WORK INSTRUCTIONS => State the number of lines below in which the word "Maintenance" appears. Nothing else belongs in the answer.
--- INPUT RECORDS ---
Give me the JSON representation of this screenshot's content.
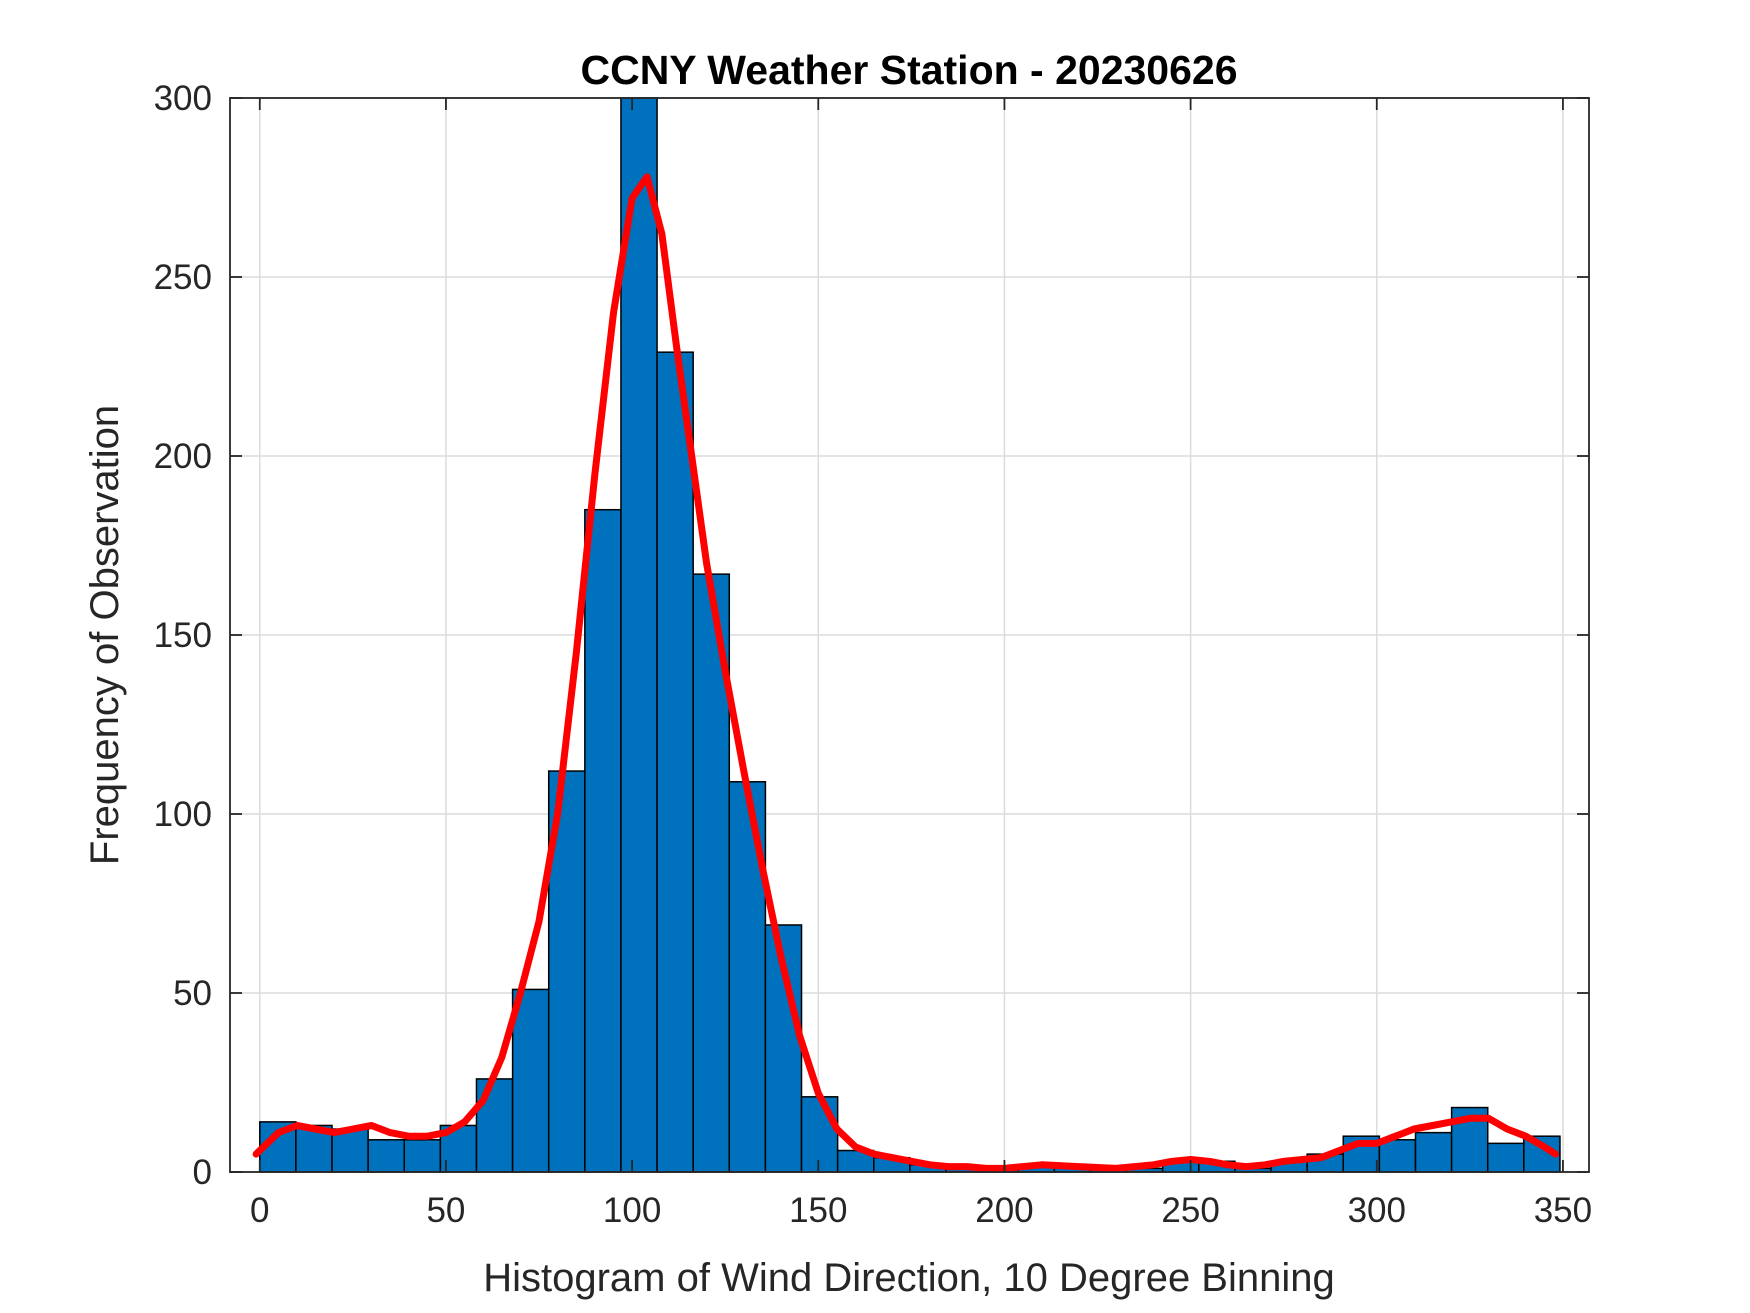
{
  "chart_data": {
    "type": "bar",
    "title": "CCNY Weather Station - 20230626",
    "xlabel": "Histogram of Wind Direction, 10 Degree Binning",
    "ylabel": "Frequency of Observation",
    "xlim": [
      -8,
      357
    ],
    "ylim": [
      0,
      300
    ],
    "bin_width": 9.7,
    "grid": true,
    "colors": {
      "bar": "#0072BD",
      "curve": "#FF0000"
    },
    "bin_edges": [
      0,
      9.7,
      19.4,
      29.1,
      38.8,
      48.5,
      58.2,
      67.9,
      77.6,
      87.3,
      97.0,
      106.7,
      116.4,
      126.1,
      135.8,
      145.5,
      155.2,
      164.9,
      174.6,
      184.3,
      194.0,
      203.7,
      213.4,
      223.1,
      232.8,
      242.5,
      252.2,
      261.9,
      271.6,
      281.3,
      291.0,
      300.7,
      310.4,
      320.1,
      329.8,
      339.5
    ],
    "values": [
      14,
      13,
      12,
      9,
      9,
      13,
      26,
      51,
      112,
      185,
      300,
      229,
      167,
      109,
      69,
      21,
      6,
      4,
      2,
      1,
      1,
      2,
      2,
      1,
      1,
      3,
      3,
      1,
      3,
      5,
      10,
      9,
      11,
      18,
      8,
      10
    ],
    "density_curve": {
      "x": [
        -1,
        5,
        10,
        15,
        20,
        25,
        30,
        35,
        40,
        45,
        50,
        55,
        60,
        65,
        70,
        75,
        80,
        85,
        90,
        95,
        100,
        104,
        108,
        112,
        116,
        120,
        125,
        130,
        135,
        140,
        145,
        150,
        155,
        160,
        165,
        170,
        175,
        180,
        185,
        190,
        195,
        200,
        210,
        220,
        230,
        240,
        245,
        250,
        255,
        260,
        265,
        270,
        275,
        280,
        285,
        290,
        295,
        300,
        305,
        310,
        315,
        320,
        325,
        330,
        335,
        340,
        345,
        348
      ],
      "y": [
        5,
        11,
        13,
        12,
        11,
        12,
        13,
        11,
        10,
        10,
        11,
        14,
        20,
        32,
        50,
        70,
        100,
        145,
        195,
        240,
        272,
        278,
        262,
        230,
        200,
        170,
        140,
        112,
        85,
        60,
        38,
        22,
        12,
        7,
        5,
        4,
        3,
        2,
        1.5,
        1.5,
        1,
        1,
        2,
        1.5,
        1,
        2,
        3,
        3.5,
        3,
        2,
        1.5,
        2,
        3,
        3.5,
        4,
        6,
        8,
        8,
        10,
        12,
        13,
        14,
        15,
        15,
        12,
        10,
        7,
        5
      ]
    },
    "x_ticks": [
      0,
      50,
      100,
      150,
      200,
      250,
      300,
      350
    ],
    "x_tick_labels": [
      "0",
      "50",
      "100",
      "150",
      "200",
      "250",
      "300",
      "350"
    ],
    "y_ticks": [
      0,
      50,
      100,
      150,
      200,
      250,
      300
    ],
    "y_tick_labels": [
      "0",
      "50",
      "100",
      "150",
      "200",
      "250",
      "300"
    ]
  }
}
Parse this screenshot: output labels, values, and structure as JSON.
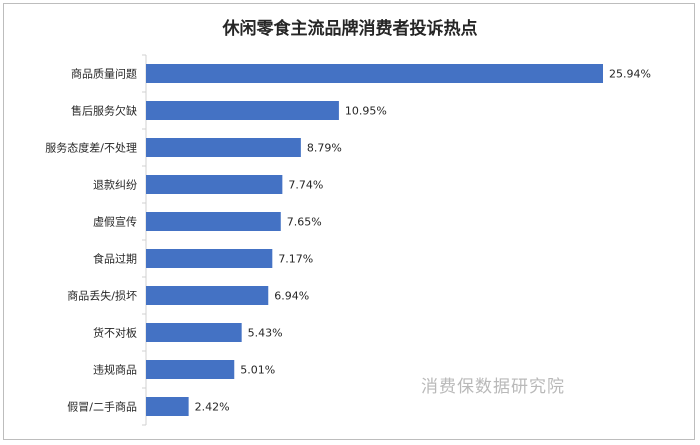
{
  "chart_data": {
    "type": "bar",
    "orientation": "horizontal",
    "title": "休闲零食主流品牌消费者投诉热点",
    "categories": [
      "商品质量问题",
      "售后服务欠缺",
      "服务态度差/不处理",
      "退款纠纷",
      "虚假宣传",
      "食品过期",
      "商品丢失/损坏",
      "货不对板",
      "违规商品",
      "假冒/二手商品"
    ],
    "values": [
      25.94,
      10.95,
      8.79,
      7.74,
      7.65,
      7.17,
      6.94,
      5.43,
      5.01,
      2.42
    ],
    "value_labels": [
      "25.94%",
      "10.95%",
      "8.79%",
      "7.74%",
      "7.65%",
      "7.17%",
      "6.94%",
      "5.43%",
      "5.01%",
      "2.42%"
    ],
    "value_unit": "%",
    "xlim": [
      0,
      26
    ],
    "grid": false,
    "bar_color": "#4472c4"
  },
  "watermark": "消费保数据研究院"
}
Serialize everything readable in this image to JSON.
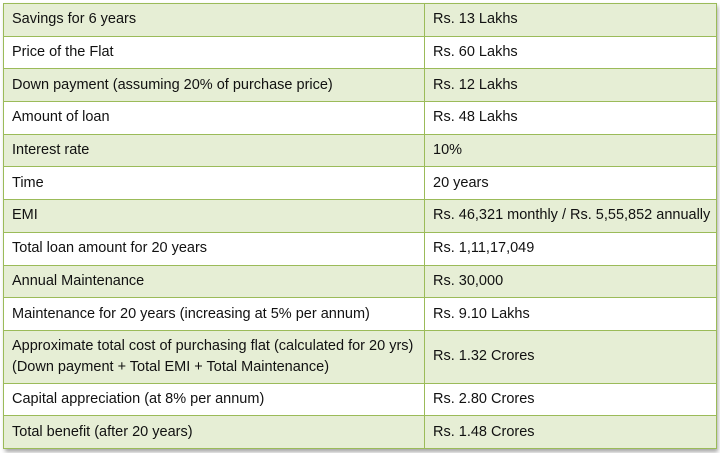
{
  "table": {
    "rows": [
      {
        "label": [
          "Savings for 6 years"
        ],
        "value": "Rs. 13 Lakhs"
      },
      {
        "label": [
          "Price of the Flat"
        ],
        "value": "Rs. 60 Lakhs"
      },
      {
        "label": [
          "Down payment (assuming 20% of purchase price)"
        ],
        "value": "Rs. 12 Lakhs"
      },
      {
        "label": [
          "Amount of loan"
        ],
        "value": "Rs. 48 Lakhs"
      },
      {
        "label": [
          "Interest rate"
        ],
        "value": "10%"
      },
      {
        "label": [
          "Time"
        ],
        "value": "20 years"
      },
      {
        "label": [
          "EMI"
        ],
        "value": "Rs. 46,321 monthly / Rs. 5,55,852 annually"
      },
      {
        "label": [
          "Total loan amount for 20 years"
        ],
        "value": "Rs. 1,11,17,049"
      },
      {
        "label": [
          "Annual Maintenance"
        ],
        "value": "Rs. 30,000"
      },
      {
        "label": [
          "Maintenance for 20 years (increasing at 5% per annum)"
        ],
        "value": "Rs. 9.10 Lakhs"
      },
      {
        "label": [
          "Approximate total cost of purchasing flat (calculated for 20 yrs)",
          "(Down payment + Total EMI + Total Maintenance)"
        ],
        "value": "Rs. 1.32 Crores"
      },
      {
        "label": [
          "Capital appreciation (at 8% per annum)"
        ],
        "value": "Rs. 2.80 Crores"
      },
      {
        "label": [
          "Total benefit (after 20 years)"
        ],
        "value": "Rs. 1.48 Crores"
      }
    ]
  },
  "colors": {
    "border": "#9bbb59",
    "band": "#e6eed5",
    "plain": "#ffffff",
    "text": "#111111"
  }
}
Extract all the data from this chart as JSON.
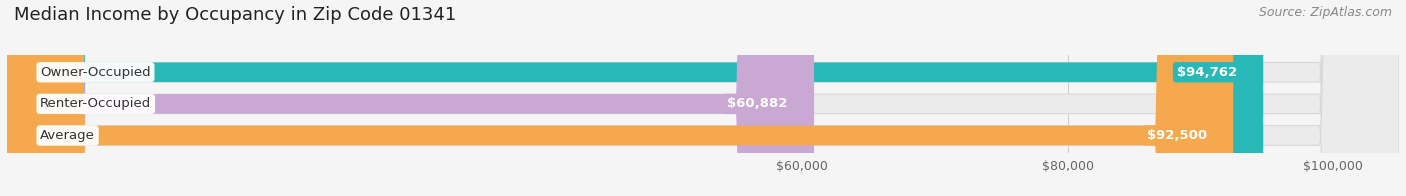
{
  "title": "Median Income by Occupancy in Zip Code 01341",
  "source": "Source: ZipAtlas.com",
  "categories": [
    "Owner-Occupied",
    "Renter-Occupied",
    "Average"
  ],
  "values": [
    94762,
    60882,
    92500
  ],
  "bar_colors": [
    "#29b8b8",
    "#c9a8d4",
    "#f5a84e"
  ],
  "bar_bg_colors": [
    "#ebebeb",
    "#ebebeb",
    "#ebebeb"
  ],
  "labels": [
    "$94,762",
    "$60,882",
    "$92,500"
  ],
  "xmin": 0,
  "xmax": 105000,
  "xticks": [
    60000,
    80000,
    100000
  ],
  "xticklabels": [
    "$60,000",
    "$80,000",
    "$100,000"
  ],
  "background_color": "#f5f5f5",
  "bar_height": 0.62,
  "title_fontsize": 13,
  "source_fontsize": 9,
  "label_fontsize": 9.5,
  "cat_fontsize": 9.5,
  "tick_fontsize": 9
}
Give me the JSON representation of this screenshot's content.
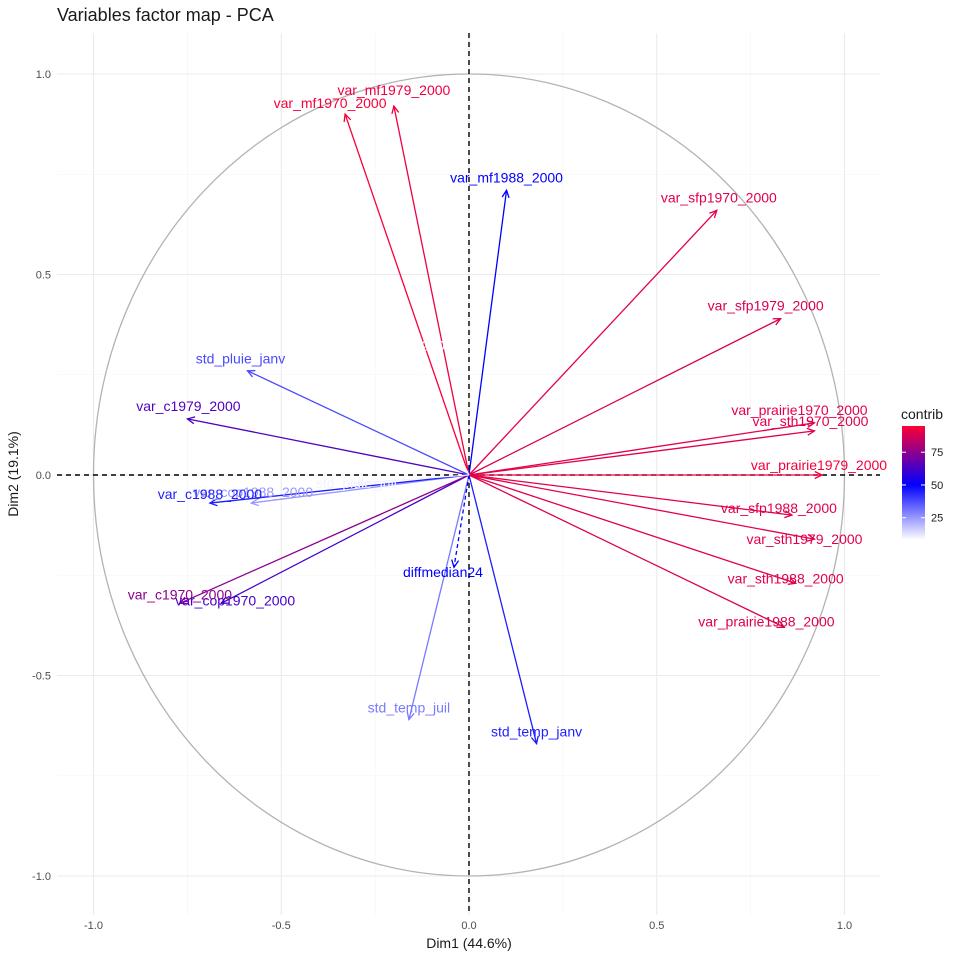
{
  "chart_data": {
    "type": "scatter",
    "title": "Variables factor map - PCA",
    "xlabel": "Dim1 (44.6%)",
    "ylabel": "Dim2 (19.1%)",
    "xlim": [
      -1.1,
      1.1
    ],
    "ylim": [
      -1.08,
      1.08
    ],
    "x_ticks": [
      -1.0,
      -0.5,
      0.0,
      0.5,
      1.0
    ],
    "x_tick_labels": [
      "-1.0",
      "-0.5",
      "0.0",
      "0.5",
      "1.0"
    ],
    "y_ticks": [
      -1.0,
      -0.5,
      0.0,
      0.5,
      1.0
    ],
    "y_tick_labels": [
      "-1.0",
      "-0.5",
      "0.0",
      "0.5",
      "1.0"
    ],
    "grid": true,
    "correlation_circle": true,
    "reference_lines": [
      0,
      0
    ],
    "legend": {
      "title": "contrib",
      "position": "right",
      "ticks": [
        25,
        50,
        75
      ],
      "tick_labels": [
        "25",
        "50",
        "75"
      ],
      "range": [
        8,
        95
      ],
      "colors": {
        "low": "#ffffff",
        "mid": "#0000ff",
        "high": "#ff0033"
      },
      "midpoint": 50
    },
    "variables": [
      {
        "name": "var_mf1979_2000",
        "x": -0.2,
        "y": 0.92,
        "contrib": 92
      },
      {
        "name": "var_mf1970_2000",
        "x": -0.33,
        "y": 0.9,
        "contrib": 94
      },
      {
        "name": "var_mf1988_2000",
        "x": 0.1,
        "y": 0.71,
        "contrib": 50
      },
      {
        "name": "var_sfp1970_2000",
        "x": 0.66,
        "y": 0.66,
        "contrib": 90
      },
      {
        "name": "var_sfp1979_2000",
        "x": 0.83,
        "y": 0.39,
        "contrib": 88
      },
      {
        "name": "var_prairie1970_2000",
        "x": 0.92,
        "y": 0.13,
        "contrib": 90
      },
      {
        "name": "var_sth1970_2000",
        "x": 0.92,
        "y": 0.11,
        "contrib": 90
      },
      {
        "name": "var_prairie1979_2000",
        "x": 0.94,
        "y": 0.0,
        "contrib": 93
      },
      {
        "name": "var_sfp1988_2000",
        "x": 0.86,
        "y": -0.1,
        "contrib": 90
      },
      {
        "name": "var_sth1979_2000",
        "x": 0.92,
        "y": -0.16,
        "contrib": 90
      },
      {
        "name": "var_sth1988_2000",
        "x": 0.87,
        "y": -0.27,
        "contrib": 90
      },
      {
        "name": "var_prairie1988_2000",
        "x": 0.84,
        "y": -0.38,
        "contrib": 89
      },
      {
        "name": "std_temp_janv",
        "x": 0.18,
        "y": -0.67,
        "contrib": 45
      },
      {
        "name": "std_temp_juil",
        "x": -0.16,
        "y": -0.61,
        "contrib": 30
      },
      {
        "name": "diffmedian24",
        "x": -0.04,
        "y": -0.23,
        "contrib": 50
      },
      {
        "name": "var_cop1970_2000",
        "x": -0.66,
        "y": -0.32,
        "contrib": 62
      },
      {
        "name": "var_c1970_2000",
        "x": -0.77,
        "y": -0.32,
        "contrib": 75
      },
      {
        "name": "var_cop1988_2000",
        "x": -0.58,
        "y": -0.07,
        "contrib": 25
      },
      {
        "name": "var_c1988_2000",
        "x": -0.69,
        "y": -0.07,
        "contrib": 45
      },
      {
        "name": "var_c1979_2000",
        "x": -0.75,
        "y": 0.14,
        "contrib": 64
      },
      {
        "name": "std_pluie_janv",
        "x": -0.59,
        "y": 0.26,
        "contrib": 38
      },
      {
        "name": "var_cop1979_2000",
        "x": -0.15,
        "y": 0.28,
        "contrib": 8
      },
      {
        "name": "std_pluie_juil",
        "x": -0.3,
        "y": -0.02,
        "contrib": 10
      }
    ]
  }
}
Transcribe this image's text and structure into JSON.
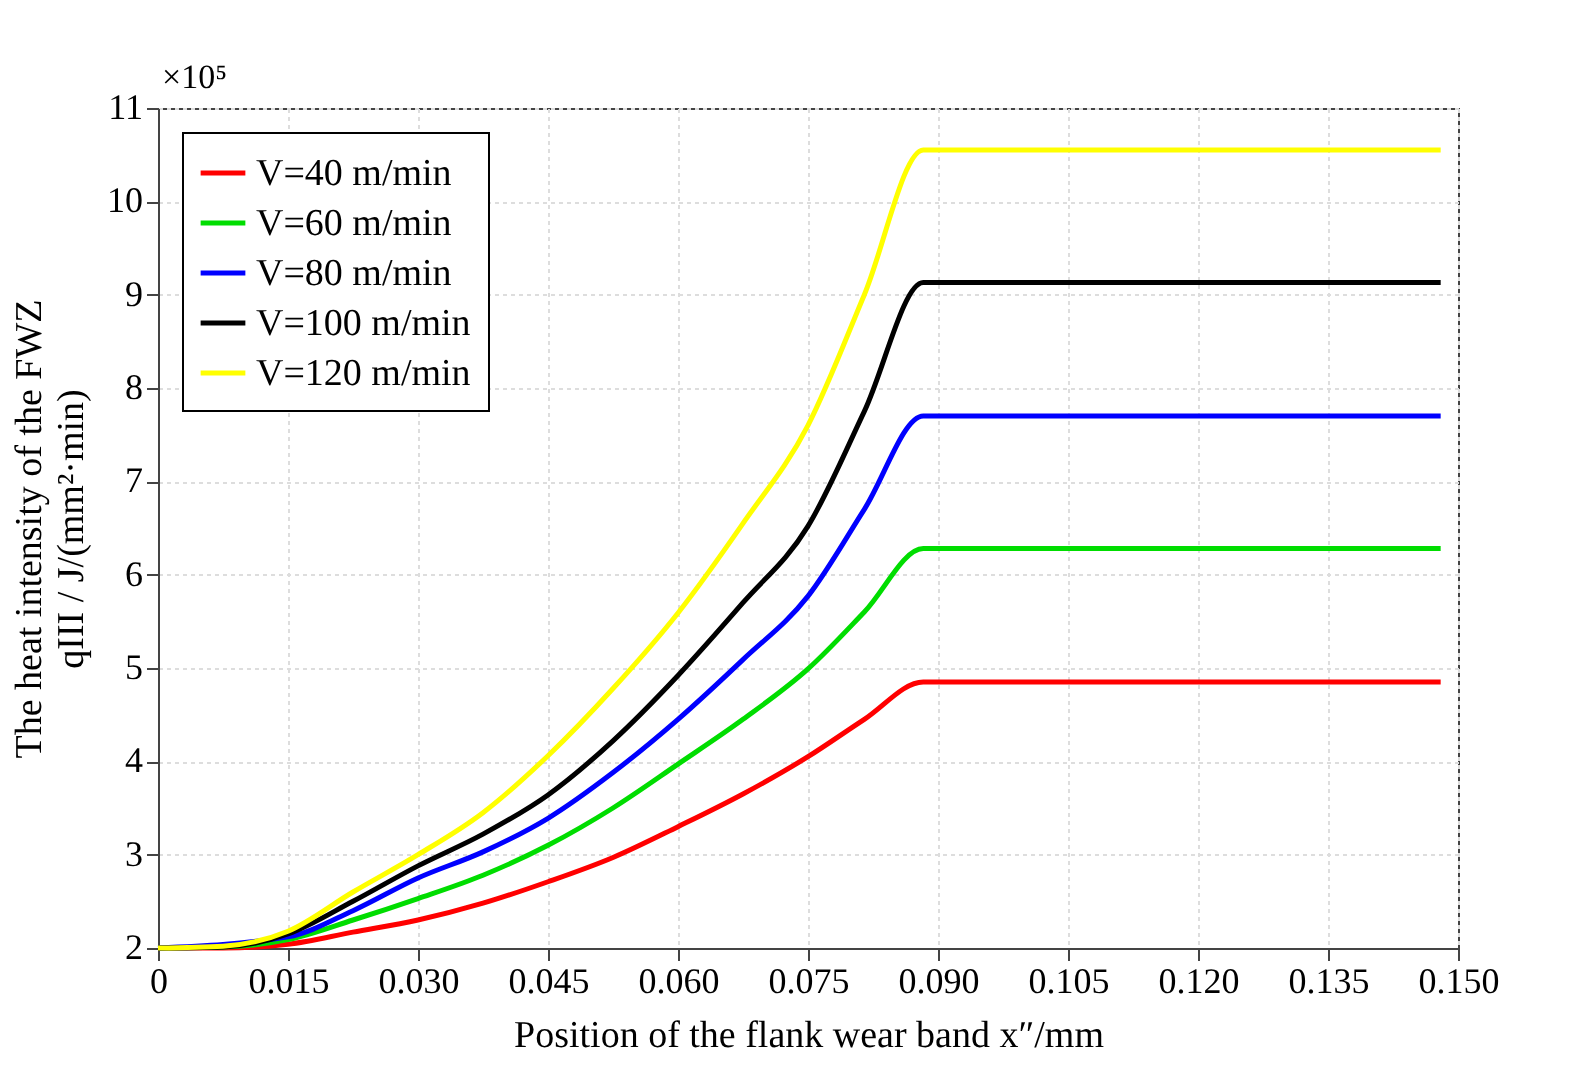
---
EXERCISE RESPONSE => 3